» Work instructions: Your task is to transcribe the data in full.

[Dataset items]
------------------------------------

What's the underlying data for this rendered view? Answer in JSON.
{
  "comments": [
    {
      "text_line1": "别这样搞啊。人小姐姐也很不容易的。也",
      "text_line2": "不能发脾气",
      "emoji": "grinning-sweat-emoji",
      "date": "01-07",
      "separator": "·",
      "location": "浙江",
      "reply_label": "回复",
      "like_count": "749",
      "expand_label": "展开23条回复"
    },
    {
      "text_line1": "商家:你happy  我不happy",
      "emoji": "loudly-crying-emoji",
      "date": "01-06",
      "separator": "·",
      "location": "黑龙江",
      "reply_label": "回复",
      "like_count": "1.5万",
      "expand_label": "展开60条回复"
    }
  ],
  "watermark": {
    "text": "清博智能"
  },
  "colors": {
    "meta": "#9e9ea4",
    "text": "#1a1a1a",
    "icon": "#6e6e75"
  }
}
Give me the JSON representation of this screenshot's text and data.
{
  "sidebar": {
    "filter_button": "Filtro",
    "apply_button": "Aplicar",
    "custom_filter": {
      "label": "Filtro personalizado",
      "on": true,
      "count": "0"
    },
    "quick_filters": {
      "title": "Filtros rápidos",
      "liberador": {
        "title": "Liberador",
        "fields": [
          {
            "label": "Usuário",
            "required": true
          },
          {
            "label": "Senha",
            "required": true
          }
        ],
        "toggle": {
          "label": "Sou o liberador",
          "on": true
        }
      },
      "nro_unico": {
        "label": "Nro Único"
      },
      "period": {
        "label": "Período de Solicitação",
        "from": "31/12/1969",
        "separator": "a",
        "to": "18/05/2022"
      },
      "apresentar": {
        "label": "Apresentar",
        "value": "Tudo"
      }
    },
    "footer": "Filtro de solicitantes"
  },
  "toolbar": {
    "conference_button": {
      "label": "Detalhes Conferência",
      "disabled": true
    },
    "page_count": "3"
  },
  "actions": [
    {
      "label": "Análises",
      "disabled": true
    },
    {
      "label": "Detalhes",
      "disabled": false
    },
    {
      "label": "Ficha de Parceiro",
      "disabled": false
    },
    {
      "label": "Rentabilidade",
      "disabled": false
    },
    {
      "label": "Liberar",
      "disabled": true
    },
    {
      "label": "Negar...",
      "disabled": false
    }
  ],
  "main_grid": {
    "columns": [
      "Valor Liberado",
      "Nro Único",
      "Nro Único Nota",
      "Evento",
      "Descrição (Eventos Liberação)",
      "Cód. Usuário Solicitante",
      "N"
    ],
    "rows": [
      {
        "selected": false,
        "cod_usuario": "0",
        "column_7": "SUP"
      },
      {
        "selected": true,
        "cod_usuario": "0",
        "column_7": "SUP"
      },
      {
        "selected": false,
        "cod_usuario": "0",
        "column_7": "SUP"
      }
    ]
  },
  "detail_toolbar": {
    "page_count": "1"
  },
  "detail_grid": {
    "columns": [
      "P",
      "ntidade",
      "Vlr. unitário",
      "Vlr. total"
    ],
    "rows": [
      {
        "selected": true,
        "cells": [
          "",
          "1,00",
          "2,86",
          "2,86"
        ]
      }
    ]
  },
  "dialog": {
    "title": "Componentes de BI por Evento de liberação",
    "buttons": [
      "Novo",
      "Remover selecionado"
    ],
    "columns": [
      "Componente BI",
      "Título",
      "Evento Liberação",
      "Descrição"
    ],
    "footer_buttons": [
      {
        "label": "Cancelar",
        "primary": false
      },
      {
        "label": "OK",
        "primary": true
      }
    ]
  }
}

------------------------------------

» Finished exercise:
What's the underlying data for this rendered view? Answer in JSON.
{
  "comments": [
    {
      "text_line1": "别这样搞啊。人小姐姐也很不容易的。也",
      "text_line2": "不能发脾气",
      "emoji": "grinning-sweat-emoji",
      "date": "01-07",
      "separator": "·",
      "location": "浙江",
      "reply_label": "回复",
      "like_count": "749",
      "expand_label": "展开23条回复"
    },
    {
      "text_line1": "商家:你happy  我不happy",
      "emoji": "loudly-crying-emoji",
      "date": "01-06",
      "separator": "·",
      "location": "黑龙江",
      "reply_label": "回复",
      "like_count": "1.5万",
      "expand_label": "展开60条回复"
    }
  ],
  "watermark": {
    "text": "清博智能"
  },
  "colors": {
    "meta": "#9e9ea4",
    "text": "#1a1a1a",
    "icon": "#6e6e75"
  }
}
Give me the JSON representation of this screenshot's text and data.
{
  "sidebar": {
    "filter_button": "Filtro",
    "apply_button": "Aplicar",
    "custom_filter": {
      "label": "Filtro personalizado",
      "on": true,
      "count": "0"
    },
    "quick_filters": {
      "title": "Filtros rápidos",
      "liberador": {
        "title": "Liberador",
        "fields": [
          {
            "label": "Usuário",
            "required": true
          },
          {
            "label": "Senha",
            "required": true
          }
        ],
        "toggle": {
          "label": "Sou o liberador",
          "on": true
        }
      },
      "nro_unico": {
        "label": "Nro Único"
      },
      "period": {
        "label": "Período de Solicitação",
        "from": "31/12/1969",
        "separator": "a",
        "to": "18/05/2022"
      },
      "apresentar": {
        "label": "Apresentar",
        "value": "Tudo"
      }
    },
    "footer": "Filtro de solicitantes"
  },
  "toolbar": {
    "conference_button": {
      "label": "Detalhes Conferência",
      "disabled": true
    },
    "page_count": "3"
  },
  "actions": [
    {
      "label": "Análises",
      "disabled": true
    },
    {
      "label": "Detalhes",
      "disabled": false
    },
    {
      "label": "Ficha de Parceiro",
      "disabled": false
    },
    {
      "label": "Rentabilidade",
      "disabled": false
    },
    {
      "label": "Liberar",
      "disabled": true
    },
    {
      "label": "Negar...",
      "disabled": false
    }
  ],
  "main_grid": {
    "columns": [
      "Valor Liberado",
      "Nro Único",
      "Nro Único Nota",
      "Evento",
      "Descrição (Eventos Liberação)",
      "Cód. Usuário Solicitante",
      "N"
    ],
    "rows": [
      {
        "selected": false,
        "cod_usuario": "0",
        "column_7": "SUP"
      },
      {
        "selected": true,
        "cod_usuario": "0",
        "column_7": "SUP"
      },
      {
        "selected": false,
        "cod_usuario": "0",
        "column_7": "SUP"
      }
    ]
  },
  "detail_toolbar": {
    "page_count": "1"
  },
  "detail_grid": {
    "columns": [
      "P",
      "ntidade",
      "Vlr. unitário",
      "Vlr. total"
    ],
    "rows": [
      {
        "selected": true,
        "cells": [
          "",
          "1,00",
          "2,86",
          "2,86"
        ]
      }
    ]
  },
  "dialog": {
    "title": "Componentes de BI por Evento de liberação",
    "buttons": [
      "Novo",
      "Remover selecionado"
    ],
    "columns": [
      "Componente BI",
      "Título",
      "Evento Liberação",
      "Descrição"
    ],
    "footer_buttons": [
      {
        "label": "Cancelar",
        "primary": false
      },
      {
        "label": "OK",
        "primary": true
      }
    ]
  }
}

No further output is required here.